* **Exercise description**: In the entries that follow, how many lines contain "orgánico"? Answer with the number only.

— Start of Available data —

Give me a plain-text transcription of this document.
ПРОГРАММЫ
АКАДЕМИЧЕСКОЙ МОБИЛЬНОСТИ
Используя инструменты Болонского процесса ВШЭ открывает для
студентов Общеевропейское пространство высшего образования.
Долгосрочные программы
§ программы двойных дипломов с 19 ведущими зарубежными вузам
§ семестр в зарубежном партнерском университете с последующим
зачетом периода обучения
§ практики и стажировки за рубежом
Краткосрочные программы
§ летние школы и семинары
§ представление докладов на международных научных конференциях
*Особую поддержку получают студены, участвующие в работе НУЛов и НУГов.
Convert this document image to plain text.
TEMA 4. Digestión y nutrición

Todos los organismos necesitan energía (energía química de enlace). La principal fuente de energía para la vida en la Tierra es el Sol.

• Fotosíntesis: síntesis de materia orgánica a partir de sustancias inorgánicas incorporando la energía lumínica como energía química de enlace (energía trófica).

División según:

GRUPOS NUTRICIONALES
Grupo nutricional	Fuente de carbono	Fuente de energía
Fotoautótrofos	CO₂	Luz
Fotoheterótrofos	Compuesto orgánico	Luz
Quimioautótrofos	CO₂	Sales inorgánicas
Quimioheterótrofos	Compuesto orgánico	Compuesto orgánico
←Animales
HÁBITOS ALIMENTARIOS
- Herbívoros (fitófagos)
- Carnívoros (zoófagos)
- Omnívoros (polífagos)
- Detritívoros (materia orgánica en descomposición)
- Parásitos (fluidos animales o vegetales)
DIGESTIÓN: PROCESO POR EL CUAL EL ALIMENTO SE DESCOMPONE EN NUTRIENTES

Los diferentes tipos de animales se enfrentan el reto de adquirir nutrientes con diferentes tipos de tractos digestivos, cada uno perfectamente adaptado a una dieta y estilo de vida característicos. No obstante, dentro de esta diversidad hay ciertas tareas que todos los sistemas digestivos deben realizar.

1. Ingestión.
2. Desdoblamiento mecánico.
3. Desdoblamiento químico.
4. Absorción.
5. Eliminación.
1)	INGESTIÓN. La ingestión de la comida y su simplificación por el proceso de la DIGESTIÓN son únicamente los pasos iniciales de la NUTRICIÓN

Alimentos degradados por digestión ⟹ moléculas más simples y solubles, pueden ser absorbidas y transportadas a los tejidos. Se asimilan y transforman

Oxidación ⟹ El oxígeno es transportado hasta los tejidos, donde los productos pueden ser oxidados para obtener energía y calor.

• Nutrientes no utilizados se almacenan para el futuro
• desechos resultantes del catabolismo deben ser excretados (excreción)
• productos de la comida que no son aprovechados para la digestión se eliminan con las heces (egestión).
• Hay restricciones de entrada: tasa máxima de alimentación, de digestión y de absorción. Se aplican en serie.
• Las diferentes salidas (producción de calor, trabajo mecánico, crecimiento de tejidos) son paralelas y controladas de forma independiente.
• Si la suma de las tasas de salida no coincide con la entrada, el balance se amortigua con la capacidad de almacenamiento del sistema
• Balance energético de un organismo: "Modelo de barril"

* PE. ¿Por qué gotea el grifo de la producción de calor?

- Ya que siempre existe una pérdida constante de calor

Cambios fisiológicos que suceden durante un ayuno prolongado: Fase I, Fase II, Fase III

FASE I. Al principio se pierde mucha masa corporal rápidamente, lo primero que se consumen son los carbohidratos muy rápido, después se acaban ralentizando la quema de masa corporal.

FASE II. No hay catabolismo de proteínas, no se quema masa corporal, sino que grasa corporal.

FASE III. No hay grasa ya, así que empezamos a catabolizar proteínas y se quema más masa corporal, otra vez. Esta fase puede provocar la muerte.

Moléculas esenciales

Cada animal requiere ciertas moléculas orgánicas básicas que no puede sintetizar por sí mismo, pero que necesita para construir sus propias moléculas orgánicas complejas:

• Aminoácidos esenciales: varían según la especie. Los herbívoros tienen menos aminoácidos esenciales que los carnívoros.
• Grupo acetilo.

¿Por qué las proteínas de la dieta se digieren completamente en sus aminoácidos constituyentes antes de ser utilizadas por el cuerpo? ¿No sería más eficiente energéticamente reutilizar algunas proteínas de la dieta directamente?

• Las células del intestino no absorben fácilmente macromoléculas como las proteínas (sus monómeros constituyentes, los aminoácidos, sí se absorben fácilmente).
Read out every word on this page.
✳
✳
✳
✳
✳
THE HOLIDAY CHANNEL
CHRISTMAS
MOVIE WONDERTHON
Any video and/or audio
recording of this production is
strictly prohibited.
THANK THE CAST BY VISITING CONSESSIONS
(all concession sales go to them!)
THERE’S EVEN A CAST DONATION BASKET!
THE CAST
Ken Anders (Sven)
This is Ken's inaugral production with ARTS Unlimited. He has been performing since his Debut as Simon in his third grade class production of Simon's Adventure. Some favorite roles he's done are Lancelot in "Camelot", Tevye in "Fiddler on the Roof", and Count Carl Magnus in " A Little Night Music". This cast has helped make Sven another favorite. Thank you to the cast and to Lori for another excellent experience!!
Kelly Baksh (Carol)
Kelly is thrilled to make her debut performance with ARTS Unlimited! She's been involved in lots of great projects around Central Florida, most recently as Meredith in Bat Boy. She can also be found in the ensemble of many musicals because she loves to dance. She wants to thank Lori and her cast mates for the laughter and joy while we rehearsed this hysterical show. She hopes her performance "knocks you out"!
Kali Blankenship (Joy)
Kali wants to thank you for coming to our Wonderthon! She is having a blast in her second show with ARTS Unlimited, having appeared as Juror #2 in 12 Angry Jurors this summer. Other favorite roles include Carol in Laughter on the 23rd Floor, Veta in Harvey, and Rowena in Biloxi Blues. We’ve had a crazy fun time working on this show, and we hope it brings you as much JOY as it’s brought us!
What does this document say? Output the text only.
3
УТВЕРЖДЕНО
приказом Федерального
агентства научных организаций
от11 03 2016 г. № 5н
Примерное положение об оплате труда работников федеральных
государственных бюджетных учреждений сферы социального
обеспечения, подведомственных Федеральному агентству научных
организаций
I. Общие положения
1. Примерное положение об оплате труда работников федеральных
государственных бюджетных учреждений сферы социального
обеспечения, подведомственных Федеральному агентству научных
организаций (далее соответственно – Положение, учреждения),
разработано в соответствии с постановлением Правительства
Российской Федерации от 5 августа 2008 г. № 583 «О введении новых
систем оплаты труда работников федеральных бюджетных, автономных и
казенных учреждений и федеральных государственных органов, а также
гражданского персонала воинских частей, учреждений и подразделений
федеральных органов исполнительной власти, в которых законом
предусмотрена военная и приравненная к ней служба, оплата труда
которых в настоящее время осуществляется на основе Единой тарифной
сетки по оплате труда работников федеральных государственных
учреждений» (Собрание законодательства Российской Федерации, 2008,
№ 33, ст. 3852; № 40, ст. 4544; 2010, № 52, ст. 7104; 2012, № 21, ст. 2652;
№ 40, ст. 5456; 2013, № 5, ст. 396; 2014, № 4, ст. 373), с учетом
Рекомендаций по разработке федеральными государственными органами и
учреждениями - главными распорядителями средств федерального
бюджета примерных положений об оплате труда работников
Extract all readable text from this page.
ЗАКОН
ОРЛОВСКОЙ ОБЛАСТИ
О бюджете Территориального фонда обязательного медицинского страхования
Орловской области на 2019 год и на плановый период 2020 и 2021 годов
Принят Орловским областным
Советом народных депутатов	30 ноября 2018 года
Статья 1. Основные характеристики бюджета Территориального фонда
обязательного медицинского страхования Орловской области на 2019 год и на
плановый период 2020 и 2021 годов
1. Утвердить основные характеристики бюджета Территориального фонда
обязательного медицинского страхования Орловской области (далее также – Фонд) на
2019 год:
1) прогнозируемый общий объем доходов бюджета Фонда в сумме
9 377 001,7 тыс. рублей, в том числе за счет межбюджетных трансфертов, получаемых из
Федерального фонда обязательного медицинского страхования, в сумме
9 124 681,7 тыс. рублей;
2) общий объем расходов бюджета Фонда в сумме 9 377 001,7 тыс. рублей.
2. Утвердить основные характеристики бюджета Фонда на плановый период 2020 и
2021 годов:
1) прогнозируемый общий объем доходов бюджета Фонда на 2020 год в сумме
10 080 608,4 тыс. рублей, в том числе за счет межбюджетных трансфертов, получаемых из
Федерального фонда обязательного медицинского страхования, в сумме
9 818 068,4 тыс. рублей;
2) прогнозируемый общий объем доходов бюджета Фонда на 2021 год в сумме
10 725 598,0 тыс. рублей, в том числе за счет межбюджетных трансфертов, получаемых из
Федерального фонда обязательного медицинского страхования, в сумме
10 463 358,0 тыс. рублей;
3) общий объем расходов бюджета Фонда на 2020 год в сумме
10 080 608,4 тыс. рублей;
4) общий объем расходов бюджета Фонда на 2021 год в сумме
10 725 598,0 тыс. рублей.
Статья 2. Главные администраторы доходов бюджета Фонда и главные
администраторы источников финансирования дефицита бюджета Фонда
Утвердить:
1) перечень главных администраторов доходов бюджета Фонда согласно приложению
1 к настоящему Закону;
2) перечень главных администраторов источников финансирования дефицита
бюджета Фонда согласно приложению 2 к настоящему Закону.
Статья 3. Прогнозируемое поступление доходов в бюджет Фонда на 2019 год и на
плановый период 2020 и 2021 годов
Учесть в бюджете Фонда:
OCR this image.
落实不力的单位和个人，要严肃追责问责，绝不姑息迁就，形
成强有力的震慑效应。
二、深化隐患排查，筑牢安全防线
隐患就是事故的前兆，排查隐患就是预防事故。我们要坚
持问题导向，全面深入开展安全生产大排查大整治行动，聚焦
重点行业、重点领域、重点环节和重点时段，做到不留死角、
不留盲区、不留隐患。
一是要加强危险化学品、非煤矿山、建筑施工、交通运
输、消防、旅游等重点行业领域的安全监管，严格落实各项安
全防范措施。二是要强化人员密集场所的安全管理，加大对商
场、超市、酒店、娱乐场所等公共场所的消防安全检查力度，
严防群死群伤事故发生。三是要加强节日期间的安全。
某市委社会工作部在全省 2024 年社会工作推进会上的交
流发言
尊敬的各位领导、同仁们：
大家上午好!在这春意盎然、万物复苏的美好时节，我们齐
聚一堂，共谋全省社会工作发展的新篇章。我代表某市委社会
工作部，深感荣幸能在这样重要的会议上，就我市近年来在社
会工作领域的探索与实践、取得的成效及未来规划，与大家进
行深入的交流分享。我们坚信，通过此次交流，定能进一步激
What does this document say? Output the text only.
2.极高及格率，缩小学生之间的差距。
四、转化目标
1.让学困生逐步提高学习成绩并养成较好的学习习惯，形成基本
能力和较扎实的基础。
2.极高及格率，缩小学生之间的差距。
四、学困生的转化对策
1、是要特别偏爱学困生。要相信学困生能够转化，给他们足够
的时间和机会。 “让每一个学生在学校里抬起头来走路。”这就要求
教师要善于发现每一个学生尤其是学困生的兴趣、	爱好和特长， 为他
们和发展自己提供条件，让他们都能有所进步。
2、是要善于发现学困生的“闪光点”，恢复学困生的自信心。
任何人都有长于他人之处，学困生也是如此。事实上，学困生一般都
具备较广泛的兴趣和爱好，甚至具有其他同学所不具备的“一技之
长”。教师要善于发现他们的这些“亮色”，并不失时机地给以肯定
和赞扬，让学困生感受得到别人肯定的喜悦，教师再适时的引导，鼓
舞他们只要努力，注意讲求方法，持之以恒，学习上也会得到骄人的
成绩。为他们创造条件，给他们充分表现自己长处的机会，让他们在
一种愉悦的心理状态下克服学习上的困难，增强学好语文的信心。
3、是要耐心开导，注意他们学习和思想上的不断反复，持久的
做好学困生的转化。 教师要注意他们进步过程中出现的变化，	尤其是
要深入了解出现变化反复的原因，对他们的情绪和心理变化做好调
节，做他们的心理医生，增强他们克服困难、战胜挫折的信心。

— End of Available data —

* **Result of this exercise**: 2